Stored rows |
▬▬▬▬▬▬▬▬▬▬

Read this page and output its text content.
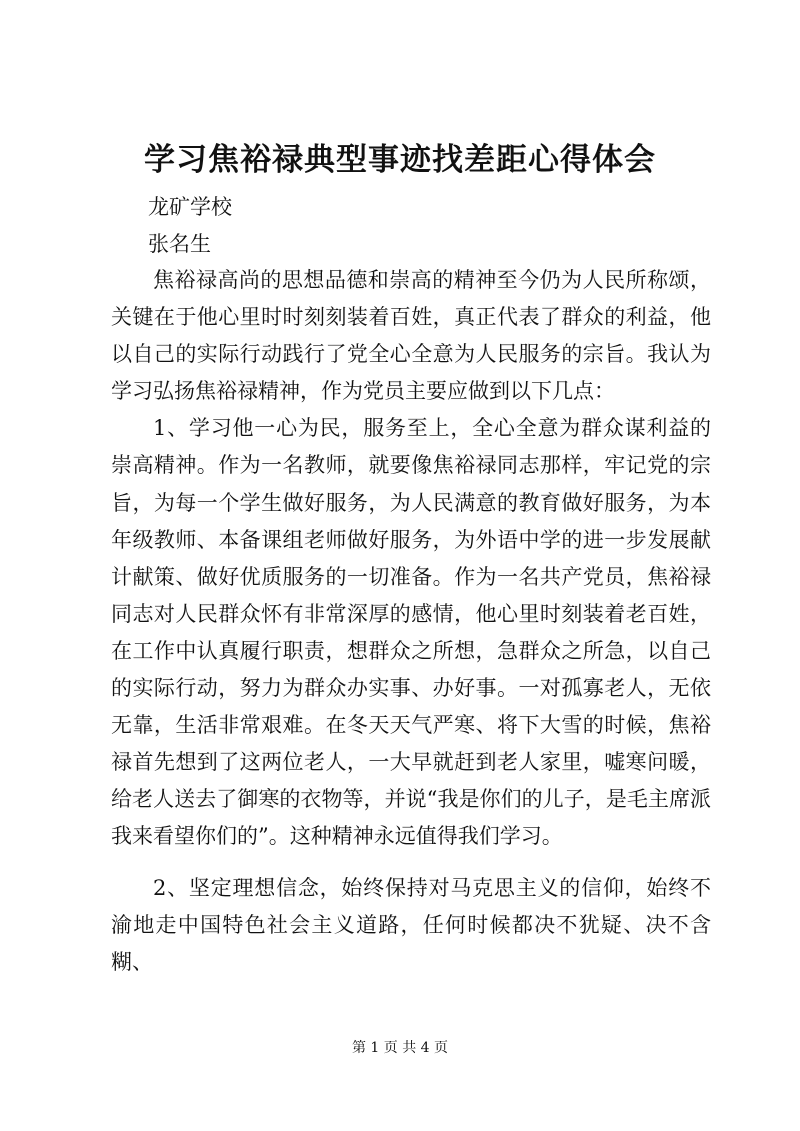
学习焦裕禄典型事迹找差距心得体会

龙矿学校

张名生

焦裕禄高尚的思想品德和崇高的精神至今仍为人民所称颂，关键在于他心里时时刻刻装着百姓，真正代表了群众的利益，他以自己的实际行动践行了党全心全意为人民服务的宗旨。我认为学习弘扬焦裕禄精神，作为党员主要应做到以下几点：

1、学习他一心为民，服务至上，全心全意为群众谋利益的崇高精神。作为一名教师，就要像焦裕禄同志那样，牢记党的宗旨，为每一个学生做好服务，为人民满意的教育做好服务，为本年级教师、本备课组老师做好服务，为外语中学的进一步发展献计献策、做好优质服务的一切准备。作为一名共产党员，焦裕禄同志对人民群众怀有非常深厚的感情，他心里时刻装着老百姓，在工作中认真履行职责，想群众之所想，急群众之所急，以自己的实际行动，努力为群众办实事、办好事。一对孤寡老人，无依无靠，生活非常艰难。在冬天天气严寒、将下大雪的时候，焦裕禄首先想到了这两位老人，一大早就赶到老人家里，嘘寒问暖，给老人送去了御寒的衣物等，并说“我是你们的儿子，是毛主席派我来看望你们的”。这种精神永远值得我们学习。

2、坚定理想信念，始终保持对马克思主义的信仰，始终不渝地走中国特色社会主义道路，任何时候都决不犹疑、决不含糊、

第 1 页 共 4 页
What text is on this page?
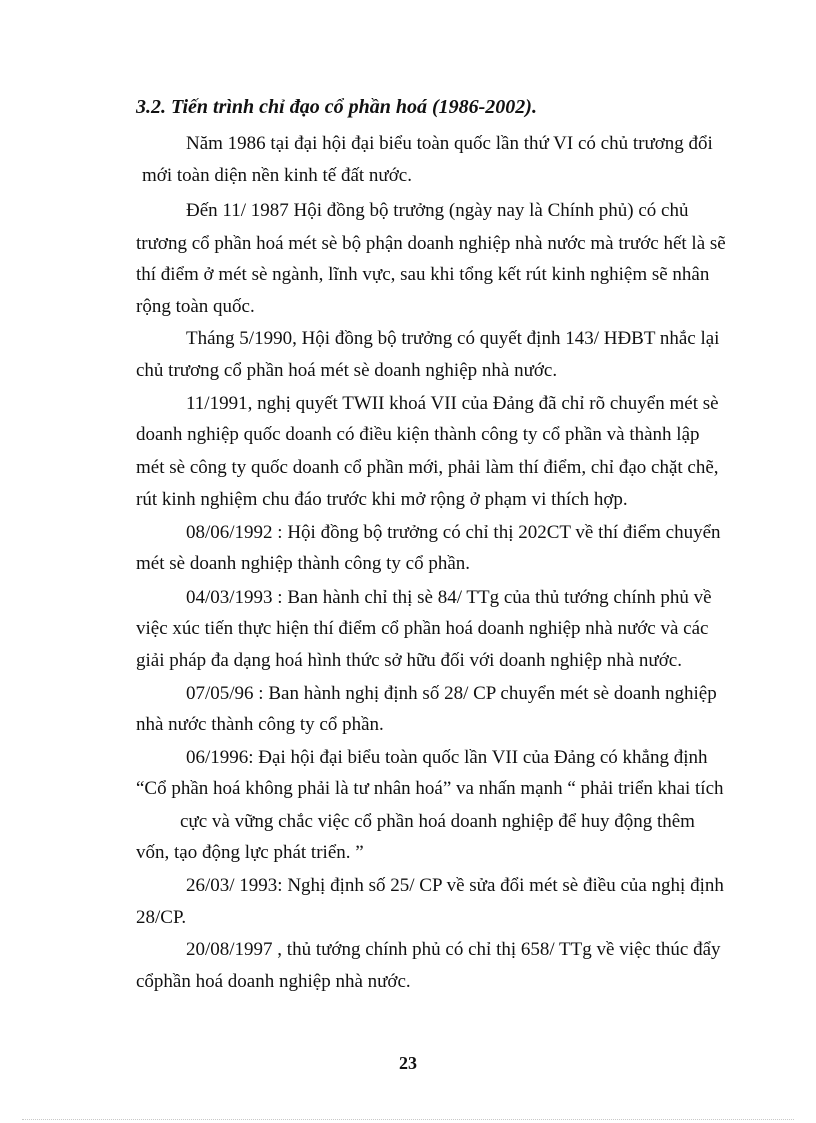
3.2. Tiến trình chỉ đạo cổ phần hoá (1986-2002).
Năm 1986 tại đại hội đại biểu toàn quốc lần thứ VI có chủ trương đổi
mới toàn diện nền kinh tế đất nước.
Đến 11/ 1987 Hội đồng bộ trưởng (ngày nay là Chính phủ) có chủ
trương cổ phần hoá mét sè bộ phận doanh nghiệp nhà nước mà trước hết là sẽ
thí điểm ở mét sè ngành, lĩnh vực, sau khi tổng kết rút kinh nghiệm sẽ nhân
rộng toàn quốc.
Tháng 5/1990, Hội đồng bộ trưởng có quyết định 143/ HĐBT nhắc lại
chủ trương cổ phần hoá mét sè doanh nghiệp nhà nước.
11/1991, nghị quyết TWII khoá VII của Đảng đã chỉ rõ chuyển mét sè
doanh nghiệp quốc doanh có điều kiện thành công ty cổ phần và thành lập
mét sè công ty quốc doanh cổ phần mới, phải làm thí điểm, chỉ đạo chặt chẽ,
rút kinh nghiệm chu đáo trước khi mở rộng ở phạm vi thích hợp.
08/06/1992 : Hội đồng bộ trưởng có chỉ thị 202CT về thí điểm chuyển
mét sè doanh nghiệp thành công ty cổ phần.
04/03/1993 : Ban hành chỉ thị sè 84/ TTg của thủ tướng chính phủ về
việc xúc tiến thực hiện thí điểm cổ phần hoá doanh nghiệp nhà nước và các
giải pháp đa dạng hoá hình thức sở hữu đối với doanh nghiệp nhà nước.
07/05/96 : Ban hành nghị định số 28/ CP chuyển mét sè doanh nghiệp
nhà nước thành công ty cổ phần.
06/1996: Đại hội đại biểu toàn quốc lần VII của Đảng có khẳng định
“Cổ phần hoá không phải là tư nhân hoá” va nhấn mạnh “ phải triển khai tích
cực và vững chắc việc cổ phần hoá doanh nghiệp để huy động thêm
vốn, tạo động lực phát triển. ”
26/03/ 1993: Nghị định số 25/ CP về sửa đổi mét sè điều của nghị định
28/CP.
20/08/1997 , thủ tướng chính phủ có chỉ thị 658/ TTg về việc thúc đẩy
cổphần hoá doanh nghiệp nhà nước.
23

▬▬▬▬▬▬▬▬▬▬

Task to carry out |
Give every record again exactly, apart from the pictures, which stay out.

Response for this exercise |
Read this page and output its text content.
学习焦裕禄典型事迹找差距心得体会

龙矿学校

张名生

焦裕禄高尚的思想品德和崇高的精神至今仍为人民所称颂，关键在于他心里时时刻刻装着百姓，真正代表了群众的利益，他以自己的实际行动践行了党全心全意为人民服务的宗旨。我认为学习弘扬焦裕禄精神，作为党员主要应做到以下几点：

1、学习他一心为民，服务至上，全心全意为群众谋利益的崇高精神。作为一名教师，就要像焦裕禄同志那样，牢记党的宗旨，为每一个学生做好服务，为人民满意的教育做好服务，为本年级教师、本备课组老师做好服务，为外语中学的进一步发展献计献策、做好优质服务的一切准备。作为一名共产党员，焦裕禄同志对人民群众怀有非常深厚的感情，他心里时刻装着老百姓，在工作中认真履行职责，想群众之所想，急群众之所急，以自己的实际行动，努力为群众办实事、办好事。一对孤寡老人，无依无靠，生活非常艰难。在冬天天气严寒、将下大雪的时候，焦裕禄首先想到了这两位老人，一大早就赶到老人家里，嘘寒问暖，给老人送去了御寒的衣物等，并说“我是你们的儿子，是毛主席派我来看望你们的”。这种精神永远值得我们学习。

2、坚定理想信念，始终保持对马克思主义的信仰，始终不渝地走中国特色社会主义道路，任何时候都决不犹疑、决不含糊、

第 1 页 共 4 页
What text is on this page?
3.2. Tiến trình chỉ đạo cổ phần hoá (1986-2002).
Năm 1986 tại đại hội đại biểu toàn quốc lần thứ VI có chủ trương đổi
mới toàn diện nền kinh tế đất nước.
Đến 11/ 1987 Hội đồng bộ trưởng (ngày nay là Chính phủ) có chủ
trương cổ phần hoá mét sè bộ phận doanh nghiệp nhà nước mà trước hết là sẽ
thí điểm ở mét sè ngành, lĩnh vực, sau khi tổng kết rút kinh nghiệm sẽ nhân
rộng toàn quốc.
Tháng 5/1990, Hội đồng bộ trưởng có quyết định 143/ HĐBT nhắc lại
chủ trương cổ phần hoá mét sè doanh nghiệp nhà nước.
11/1991, nghị quyết TWII khoá VII của Đảng đã chỉ rõ chuyển mét sè
doanh nghiệp quốc doanh có điều kiện thành công ty cổ phần và thành lập
mét sè công ty quốc doanh cổ phần mới, phải làm thí điểm, chỉ đạo chặt chẽ,
rút kinh nghiệm chu đáo trước khi mở rộng ở phạm vi thích hợp.
08/06/1992 : Hội đồng bộ trưởng có chỉ thị 202CT về thí điểm chuyển
mét sè doanh nghiệp thành công ty cổ phần.
04/03/1993 : Ban hành chỉ thị sè 84/ TTg của thủ tướng chính phủ về
việc xúc tiến thực hiện thí điểm cổ phần hoá doanh nghiệp nhà nước và các
giải pháp đa dạng hoá hình thức sở hữu đối với doanh nghiệp nhà nước.
07/05/96 : Ban hành nghị định số 28/ CP chuyển mét sè doanh nghiệp
nhà nước thành công ty cổ phần.
06/1996: Đại hội đại biểu toàn quốc lần VII của Đảng có khẳng định
“Cổ phần hoá không phải là tư nhân hoá” va nhấn mạnh “ phải triển khai tích
cực và vững chắc việc cổ phần hoá doanh nghiệp để huy động thêm
vốn, tạo động lực phát triển. ”
26/03/ 1993: Nghị định số 25/ CP về sửa đổi mét sè điều của nghị định
28/CP.
20/08/1997 , thủ tướng chính phủ có chỉ thị 658/ TTg về việc thúc đẩy
cổphần hoá doanh nghiệp nhà nước.
23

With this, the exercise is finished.